* **TASK PROMPT**
Quote the passage on respiratory failure cut-offs verbatim, from "Cut-offs for Type" to "- PaCO2 ≥ 6.5 kPa (50 mmHg)".

* **SUPPLIED TEXT**
Cut-offs for Type 1 and Type 2 Respiratory Failure
Type 1 respiratory failure is defined as a PaO2 < 8.0 kPa (60 mmHg) with normal or low PaCO2, while Type 2 respiratory failure is defined as a PaO2 < 8.0 kPa (60 mmHg) with PaCO2 ≥ 6.5 kPa (50 mmHg) and pH < 7.35. 1
Detailed Definitions
Type 1 Respiratory Failure
- PaO2 < 8.0 kPa (60 mmHg) on room air
- Normal or low PaCO2 (< 6.0 kPa or 45 mmHg)
- Primarily a failure of oxygenation
- Causes: V/Q mismatch, shunt, diffusion limitation, or low inspired oxygen tension
Type 2 Respiratory Failure
- PaO2 < 8.0 kPa (60 mmHg) on room air
- PaCO2 ≥ 6.5 kPa (50 mmHg)
- pH < 7.35 (indicating acute respiratory acidosis)

Document layout detection data:
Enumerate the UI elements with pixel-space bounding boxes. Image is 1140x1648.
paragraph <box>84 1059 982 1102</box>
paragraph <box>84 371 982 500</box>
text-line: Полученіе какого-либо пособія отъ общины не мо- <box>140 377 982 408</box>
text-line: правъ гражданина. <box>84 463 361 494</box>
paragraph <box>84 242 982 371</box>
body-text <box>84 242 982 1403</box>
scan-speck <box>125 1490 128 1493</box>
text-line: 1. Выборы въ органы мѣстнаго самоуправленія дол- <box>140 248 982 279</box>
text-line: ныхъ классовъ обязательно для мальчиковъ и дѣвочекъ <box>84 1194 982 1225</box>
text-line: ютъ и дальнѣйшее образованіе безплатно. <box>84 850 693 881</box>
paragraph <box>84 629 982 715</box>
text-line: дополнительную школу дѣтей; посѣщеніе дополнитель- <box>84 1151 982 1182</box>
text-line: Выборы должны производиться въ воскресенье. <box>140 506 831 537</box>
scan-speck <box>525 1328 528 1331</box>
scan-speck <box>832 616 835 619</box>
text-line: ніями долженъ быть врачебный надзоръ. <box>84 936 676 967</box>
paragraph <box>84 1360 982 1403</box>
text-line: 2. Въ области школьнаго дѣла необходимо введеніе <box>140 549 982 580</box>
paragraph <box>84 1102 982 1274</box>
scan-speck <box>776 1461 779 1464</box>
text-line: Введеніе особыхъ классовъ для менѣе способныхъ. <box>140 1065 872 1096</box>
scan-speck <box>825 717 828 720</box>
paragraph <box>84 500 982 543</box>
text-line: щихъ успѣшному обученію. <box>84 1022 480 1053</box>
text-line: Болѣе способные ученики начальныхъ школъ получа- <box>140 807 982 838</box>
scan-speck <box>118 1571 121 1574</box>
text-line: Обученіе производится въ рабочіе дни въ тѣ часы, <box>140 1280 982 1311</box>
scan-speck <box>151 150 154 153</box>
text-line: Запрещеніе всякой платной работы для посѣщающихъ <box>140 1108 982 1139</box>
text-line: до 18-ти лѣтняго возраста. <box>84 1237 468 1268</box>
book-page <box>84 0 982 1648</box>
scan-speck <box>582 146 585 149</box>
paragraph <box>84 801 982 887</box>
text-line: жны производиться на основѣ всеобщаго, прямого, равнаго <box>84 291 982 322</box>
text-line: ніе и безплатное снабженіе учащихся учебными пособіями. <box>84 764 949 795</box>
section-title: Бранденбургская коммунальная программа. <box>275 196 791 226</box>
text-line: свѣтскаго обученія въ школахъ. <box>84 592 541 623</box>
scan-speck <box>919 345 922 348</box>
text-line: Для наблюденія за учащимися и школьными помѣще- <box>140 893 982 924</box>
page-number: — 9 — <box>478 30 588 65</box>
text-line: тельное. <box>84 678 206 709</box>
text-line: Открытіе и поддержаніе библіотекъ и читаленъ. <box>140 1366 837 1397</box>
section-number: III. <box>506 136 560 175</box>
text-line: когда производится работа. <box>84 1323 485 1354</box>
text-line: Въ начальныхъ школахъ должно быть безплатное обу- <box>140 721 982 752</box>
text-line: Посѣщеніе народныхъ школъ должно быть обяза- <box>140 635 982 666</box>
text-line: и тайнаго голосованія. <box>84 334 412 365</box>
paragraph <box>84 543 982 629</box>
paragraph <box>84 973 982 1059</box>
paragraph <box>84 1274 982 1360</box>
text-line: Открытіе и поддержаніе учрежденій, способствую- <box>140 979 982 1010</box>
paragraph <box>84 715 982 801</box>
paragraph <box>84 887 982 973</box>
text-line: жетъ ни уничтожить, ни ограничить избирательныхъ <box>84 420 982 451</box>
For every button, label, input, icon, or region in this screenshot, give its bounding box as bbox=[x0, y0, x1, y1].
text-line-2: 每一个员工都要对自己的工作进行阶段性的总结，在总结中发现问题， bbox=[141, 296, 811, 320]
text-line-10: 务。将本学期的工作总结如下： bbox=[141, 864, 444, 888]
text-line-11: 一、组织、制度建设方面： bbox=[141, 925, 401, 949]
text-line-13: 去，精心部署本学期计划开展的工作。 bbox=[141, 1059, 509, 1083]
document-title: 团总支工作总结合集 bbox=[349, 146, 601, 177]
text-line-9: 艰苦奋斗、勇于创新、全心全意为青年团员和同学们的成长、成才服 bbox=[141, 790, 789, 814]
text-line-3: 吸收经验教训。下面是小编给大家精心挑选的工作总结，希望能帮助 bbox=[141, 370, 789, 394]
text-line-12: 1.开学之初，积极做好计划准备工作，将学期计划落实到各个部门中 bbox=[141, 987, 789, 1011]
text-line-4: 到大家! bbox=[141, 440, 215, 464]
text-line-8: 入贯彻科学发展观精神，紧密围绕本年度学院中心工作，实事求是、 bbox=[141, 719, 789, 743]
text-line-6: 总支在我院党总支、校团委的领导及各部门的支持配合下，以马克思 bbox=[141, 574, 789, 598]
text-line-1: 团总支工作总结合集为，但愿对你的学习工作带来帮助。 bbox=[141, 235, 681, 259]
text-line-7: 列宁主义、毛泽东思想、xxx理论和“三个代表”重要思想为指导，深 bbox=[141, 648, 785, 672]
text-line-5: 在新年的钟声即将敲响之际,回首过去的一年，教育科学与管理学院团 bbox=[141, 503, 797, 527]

* **YOUR RESPONSE**
Cut-offs for Type 1 and Type 2 Respiratory Failure
Type 1 respiratory failure is defined as a PaO2 < 8.0 kPa (60 mmHg) with normal or low PaCO2, while Type 2 respiratory failure is defined as a PaO2 < 8.0 kPa (60 mmHg) with PaCO2 ≥ 6.5 kPa (50 mmHg) and pH < 7.35. 1
Detailed Definitions
Type 1 Respiratory Failure
- PaO2 < 8.0 kPa (60 mmHg) on room air
- Normal or low PaCO2 (< 6.0 kPa or 45 mmHg)
- Primarily a failure of oxygenation
- Causes: V/Q mismatch, shunt, diffusion limitation, or low inspired oxygen tension
Type 2 Respiratory Failure
- PaO2 < 8.0 kPa (60 mmHg) on room air
- PaCO2 ≥ 6.5 kPa (50 mmHg)